[BEGIN Data records]

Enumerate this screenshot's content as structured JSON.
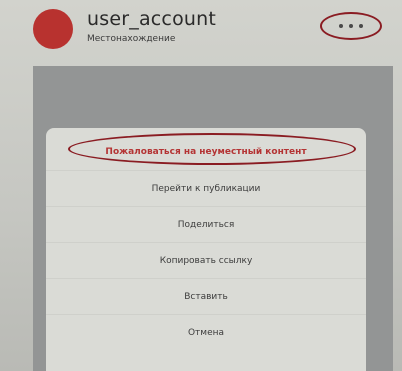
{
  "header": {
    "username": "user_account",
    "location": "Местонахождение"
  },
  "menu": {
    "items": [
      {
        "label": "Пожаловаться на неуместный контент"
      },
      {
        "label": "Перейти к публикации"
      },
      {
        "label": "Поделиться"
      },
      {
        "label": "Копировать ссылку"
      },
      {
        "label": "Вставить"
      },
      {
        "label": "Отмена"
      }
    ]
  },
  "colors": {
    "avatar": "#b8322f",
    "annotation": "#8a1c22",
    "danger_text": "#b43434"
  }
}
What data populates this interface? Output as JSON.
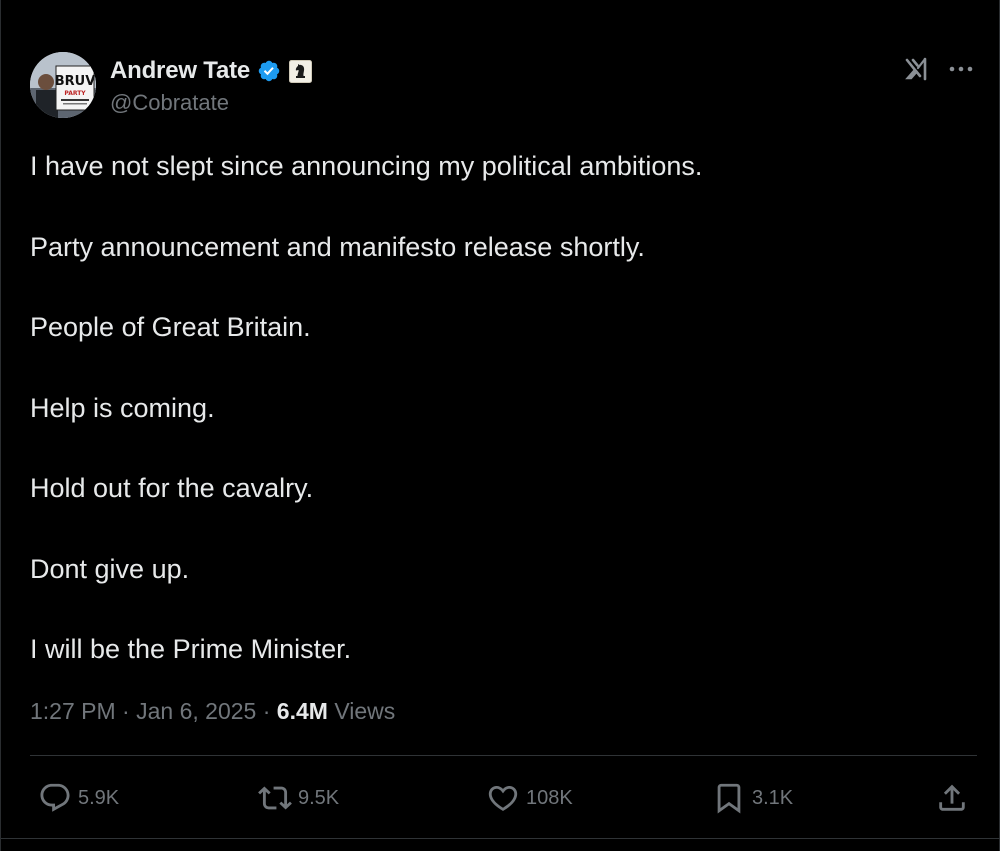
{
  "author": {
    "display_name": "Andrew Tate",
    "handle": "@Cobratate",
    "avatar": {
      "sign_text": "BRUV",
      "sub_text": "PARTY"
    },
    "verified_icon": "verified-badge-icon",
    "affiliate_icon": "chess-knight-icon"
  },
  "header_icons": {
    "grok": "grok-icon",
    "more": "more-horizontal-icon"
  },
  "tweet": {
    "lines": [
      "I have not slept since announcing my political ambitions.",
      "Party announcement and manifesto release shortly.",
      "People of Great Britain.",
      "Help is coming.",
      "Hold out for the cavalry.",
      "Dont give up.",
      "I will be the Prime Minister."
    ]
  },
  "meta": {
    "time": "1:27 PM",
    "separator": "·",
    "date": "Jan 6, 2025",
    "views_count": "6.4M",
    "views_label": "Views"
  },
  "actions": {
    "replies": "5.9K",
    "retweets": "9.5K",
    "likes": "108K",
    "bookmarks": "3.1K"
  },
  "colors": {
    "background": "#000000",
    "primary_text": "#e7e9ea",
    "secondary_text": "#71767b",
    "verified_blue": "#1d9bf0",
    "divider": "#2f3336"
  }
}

[END Data records]
[BEGIN Data records]

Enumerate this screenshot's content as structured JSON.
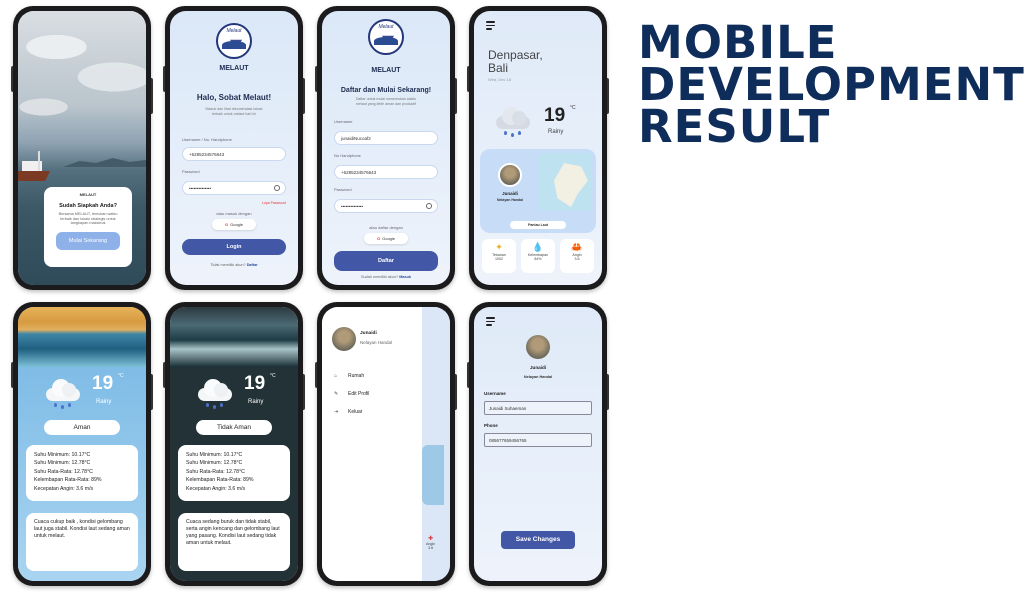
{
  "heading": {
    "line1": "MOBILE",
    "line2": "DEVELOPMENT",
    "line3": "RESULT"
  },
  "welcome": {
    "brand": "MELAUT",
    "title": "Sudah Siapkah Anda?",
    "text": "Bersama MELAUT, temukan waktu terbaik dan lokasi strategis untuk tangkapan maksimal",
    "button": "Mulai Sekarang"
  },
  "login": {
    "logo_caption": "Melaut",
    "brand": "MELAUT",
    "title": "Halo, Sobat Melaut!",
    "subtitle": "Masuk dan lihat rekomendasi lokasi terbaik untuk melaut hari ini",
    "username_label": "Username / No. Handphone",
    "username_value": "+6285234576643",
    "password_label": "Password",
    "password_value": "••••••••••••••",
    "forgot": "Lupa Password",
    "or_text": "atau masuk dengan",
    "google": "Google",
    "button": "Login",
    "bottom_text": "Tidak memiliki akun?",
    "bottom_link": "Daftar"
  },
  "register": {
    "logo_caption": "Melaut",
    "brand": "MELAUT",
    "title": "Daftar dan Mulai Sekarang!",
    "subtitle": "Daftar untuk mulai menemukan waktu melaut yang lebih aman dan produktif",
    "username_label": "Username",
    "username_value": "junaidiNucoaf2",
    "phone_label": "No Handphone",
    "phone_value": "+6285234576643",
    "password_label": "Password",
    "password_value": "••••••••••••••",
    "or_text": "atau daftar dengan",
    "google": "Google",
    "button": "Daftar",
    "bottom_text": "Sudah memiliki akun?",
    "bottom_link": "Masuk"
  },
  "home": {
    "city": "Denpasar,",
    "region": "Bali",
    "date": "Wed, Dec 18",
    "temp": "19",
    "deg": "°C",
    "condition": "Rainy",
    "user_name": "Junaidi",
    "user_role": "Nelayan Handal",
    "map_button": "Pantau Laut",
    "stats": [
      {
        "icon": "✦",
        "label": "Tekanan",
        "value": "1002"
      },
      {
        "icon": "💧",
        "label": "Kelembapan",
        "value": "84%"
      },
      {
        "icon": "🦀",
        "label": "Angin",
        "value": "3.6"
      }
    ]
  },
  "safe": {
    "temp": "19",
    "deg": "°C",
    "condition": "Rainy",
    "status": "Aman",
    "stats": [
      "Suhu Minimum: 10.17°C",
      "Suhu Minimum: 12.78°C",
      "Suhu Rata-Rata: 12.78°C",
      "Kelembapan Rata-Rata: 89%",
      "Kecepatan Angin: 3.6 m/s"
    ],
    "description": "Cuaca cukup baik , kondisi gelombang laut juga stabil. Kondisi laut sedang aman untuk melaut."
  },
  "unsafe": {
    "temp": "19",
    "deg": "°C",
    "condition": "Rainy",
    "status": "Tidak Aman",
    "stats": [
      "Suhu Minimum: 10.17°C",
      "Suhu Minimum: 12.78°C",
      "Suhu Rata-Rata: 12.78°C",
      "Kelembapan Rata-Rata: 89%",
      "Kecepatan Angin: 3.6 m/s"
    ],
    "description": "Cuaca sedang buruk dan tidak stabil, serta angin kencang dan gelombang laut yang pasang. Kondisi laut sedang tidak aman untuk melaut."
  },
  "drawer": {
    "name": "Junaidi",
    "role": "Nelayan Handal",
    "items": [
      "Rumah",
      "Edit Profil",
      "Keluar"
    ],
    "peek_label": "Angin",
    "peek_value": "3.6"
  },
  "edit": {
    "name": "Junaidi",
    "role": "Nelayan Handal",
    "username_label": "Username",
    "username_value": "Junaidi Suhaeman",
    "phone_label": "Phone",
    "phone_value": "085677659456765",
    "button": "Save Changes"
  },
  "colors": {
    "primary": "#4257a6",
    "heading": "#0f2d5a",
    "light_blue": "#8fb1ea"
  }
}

[END Data records]

**Task to carry out**
Copy out each line of the material that holds the word "atau".

**Task response**
    "or_text": "atau masuk dengan",
    "or_text": "atau daftar dengan",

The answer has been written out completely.